Task instructions: Each entry below is to be written out exactly, and the pictures are to be left out.

:::

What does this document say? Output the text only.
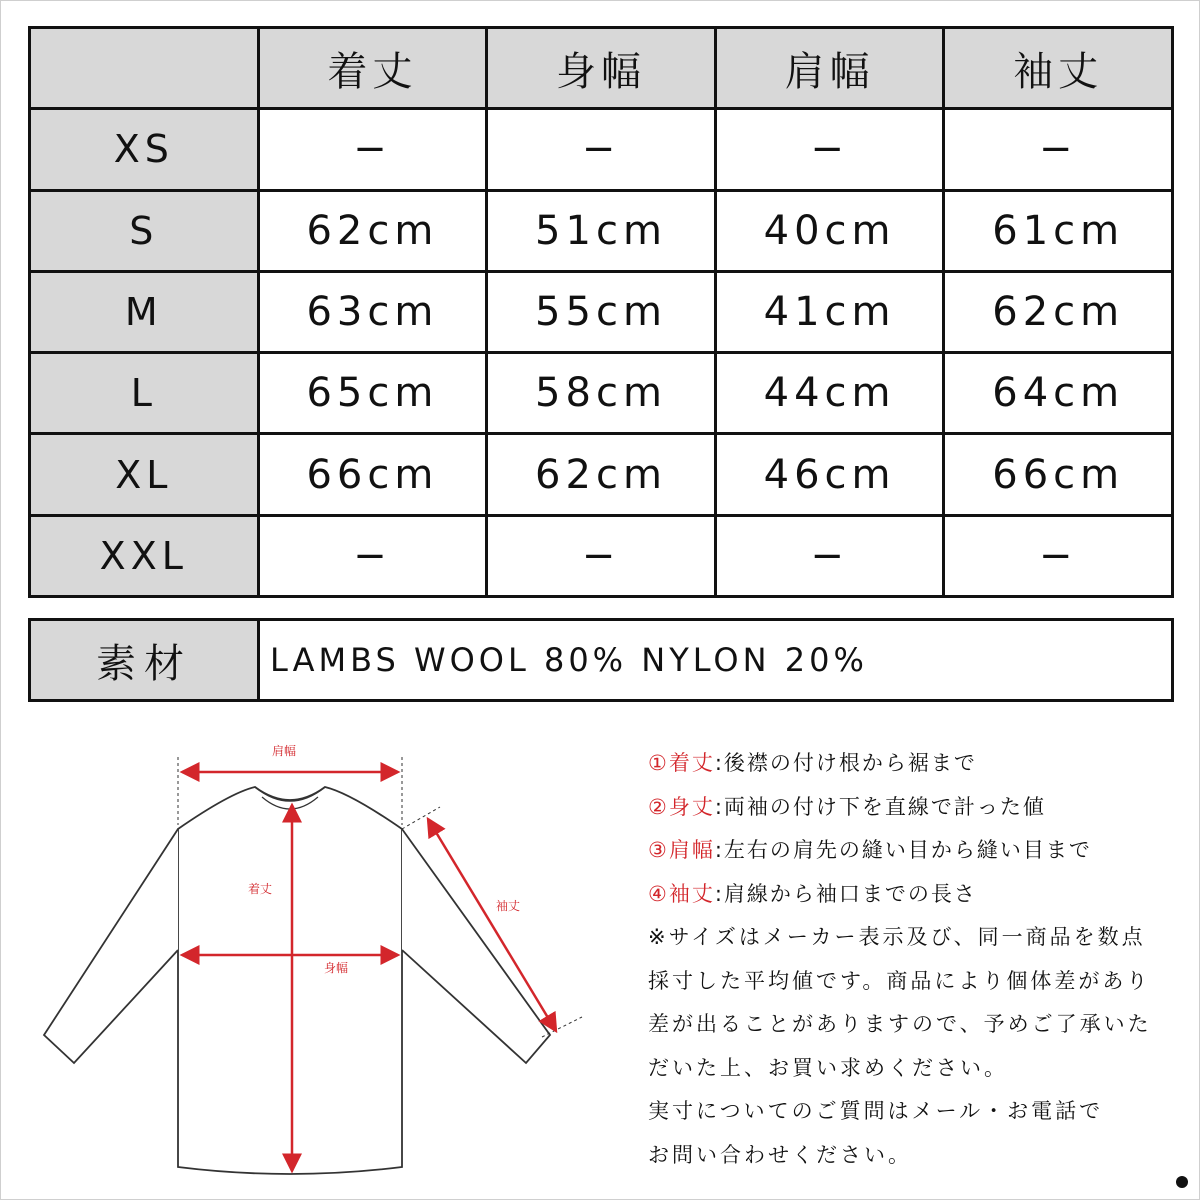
	着丈	身幅	肩幅	袖丈
XS	−	−	−	−
S	62cm	51cm	40cm	61cm
M	63cm	55cm	41cm	62cm
L	65cm	58cm	44cm	64cm
XL	66cm	62cm	46cm	66cm
XXL	−	−	−	−
素材	LAMBS WOOL 80% NYLON 20%
肩幅
着丈
身幅
袖丈
①着丈:後襟の付け根から裾まで
②身丈:両袖の付け下を直線で計った値
③肩幅:左右の肩先の縫い目から縫い目まで
④袖丈:肩線から袖口までの長さ
※サイズはメーカー表示及び、同一商品を数点
採寸した平均値です。商品により個体差があり
差が出ることがありますので、予めご了承いた
だいた上、お買い求めください。
実寸についてのご質問はメール・お電話で
お問い合わせください。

:::

Full response:
What does this document say? Output the text only.
	着丈	身幅	肩幅	袖丈
XS	−	−	−	−
S	62cm	51cm	40cm	61cm
M	63cm	55cm	41cm	62cm
L	65cm	58cm	44cm	64cm
XL	66cm	62cm	46cm	66cm
XXL	−	−	−	−
素材	LAMBS WOOL 80% NYLON 20%
肩幅
着丈
身幅
袖丈
①着丈:後襟の付け根から裾まで
②身丈:両袖の付け下を直線で計った値
③肩幅:左右の肩先の縫い目から縫い目まで
④袖丈:肩線から袖口までの長さ
※サイズはメーカー表示及び、同一商品を数点
採寸した平均値です。商品により個体差があり
差が出ることがありますので、予めご了承いた
だいた上、お買い求めください。
実寸についてのご質問はメール・お電話で
お問い合わせください。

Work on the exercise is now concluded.